**What is expected:** Would you copy out the whole listing exactly as given?
..........
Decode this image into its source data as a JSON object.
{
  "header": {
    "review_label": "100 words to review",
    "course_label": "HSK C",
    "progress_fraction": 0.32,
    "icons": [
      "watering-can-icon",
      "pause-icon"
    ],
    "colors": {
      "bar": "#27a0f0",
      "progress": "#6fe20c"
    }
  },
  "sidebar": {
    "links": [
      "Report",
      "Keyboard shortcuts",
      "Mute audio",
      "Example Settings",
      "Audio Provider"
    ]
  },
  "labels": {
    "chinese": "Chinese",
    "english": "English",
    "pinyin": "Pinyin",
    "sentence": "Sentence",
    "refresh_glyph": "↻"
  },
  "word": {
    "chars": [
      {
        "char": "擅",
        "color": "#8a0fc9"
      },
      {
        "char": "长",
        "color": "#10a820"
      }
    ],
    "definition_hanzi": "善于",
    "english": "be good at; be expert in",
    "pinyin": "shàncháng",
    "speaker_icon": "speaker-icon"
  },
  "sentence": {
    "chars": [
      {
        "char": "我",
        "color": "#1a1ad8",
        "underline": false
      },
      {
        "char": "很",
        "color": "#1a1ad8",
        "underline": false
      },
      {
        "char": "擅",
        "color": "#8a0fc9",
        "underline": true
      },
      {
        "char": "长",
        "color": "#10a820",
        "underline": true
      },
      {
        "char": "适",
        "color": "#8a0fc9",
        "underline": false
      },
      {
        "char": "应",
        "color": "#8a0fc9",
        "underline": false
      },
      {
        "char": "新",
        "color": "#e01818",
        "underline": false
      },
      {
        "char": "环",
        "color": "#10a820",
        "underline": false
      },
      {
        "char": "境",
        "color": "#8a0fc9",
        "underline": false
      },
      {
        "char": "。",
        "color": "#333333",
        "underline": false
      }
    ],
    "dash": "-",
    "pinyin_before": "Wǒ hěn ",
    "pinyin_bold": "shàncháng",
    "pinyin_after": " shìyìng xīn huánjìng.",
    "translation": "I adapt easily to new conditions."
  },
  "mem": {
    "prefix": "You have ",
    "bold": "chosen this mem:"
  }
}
..........
**Reply to the exercise:**
Decode this image into its source data as a JSON object.
{
  "header": {
    "review_label": "100 words to review",
    "course_label": "HSK C",
    "progress_fraction": 0.32,
    "icons": [
      "watering-can-icon",
      "pause-icon"
    ],
    "colors": {
      "bar": "#27a0f0",
      "progress": "#6fe20c"
    }
  },
  "sidebar": {
    "links": [
      "Report",
      "Keyboard shortcuts",
      "Mute audio",
      "Example Settings",
      "Audio Provider"
    ]
  },
  "labels": {
    "chinese": "Chinese",
    "english": "English",
    "pinyin": "Pinyin",
    "sentence": "Sentence",
    "refresh_glyph": "↻"
  },
  "word": {
    "chars": [
      {
        "char": "擅",
        "color": "#8a0fc9"
      },
      {
        "char": "长",
        "color": "#10a820"
      }
    ],
    "definition_hanzi": "善于",
    "english": "be good at; be expert in",
    "pinyin": "shàncháng",
    "speaker_icon": "speaker-icon"
  },
  "sentence": {
    "chars": [
      {
        "char": "我",
        "color": "#1a1ad8",
        "underline": false
      },
      {
        "char": "很",
        "color": "#1a1ad8",
        "underline": false
      },
      {
        "char": "擅",
        "color": "#8a0fc9",
        "underline": true
      },
      {
        "char": "长",
        "color": "#10a820",
        "underline": true
      },
      {
        "char": "适",
        "color": "#8a0fc9",
        "underline": false
      },
      {
        "char": "应",
        "color": "#8a0fc9",
        "underline": false
      },
      {
        "char": "新",
        "color": "#e01818",
        "underline": false
      },
      {
        "char": "环",
        "color": "#10a820",
        "underline": false
      },
      {
        "char": "境",
        "color": "#8a0fc9",
        "underline": false
      },
      {
        "char": "。",
        "color": "#333333",
        "underline": false
      }
    ],
    "dash": "-",
    "pinyin_before": "Wǒ hěn ",
    "pinyin_bold": "shàncháng",
    "pinyin_after": " shìyìng xīn huánjìng.",
    "translation": "I adapt easily to new conditions."
  },
  "mem": {
    "prefix": "You have ",
    "bold": "chosen this mem:"
  }
}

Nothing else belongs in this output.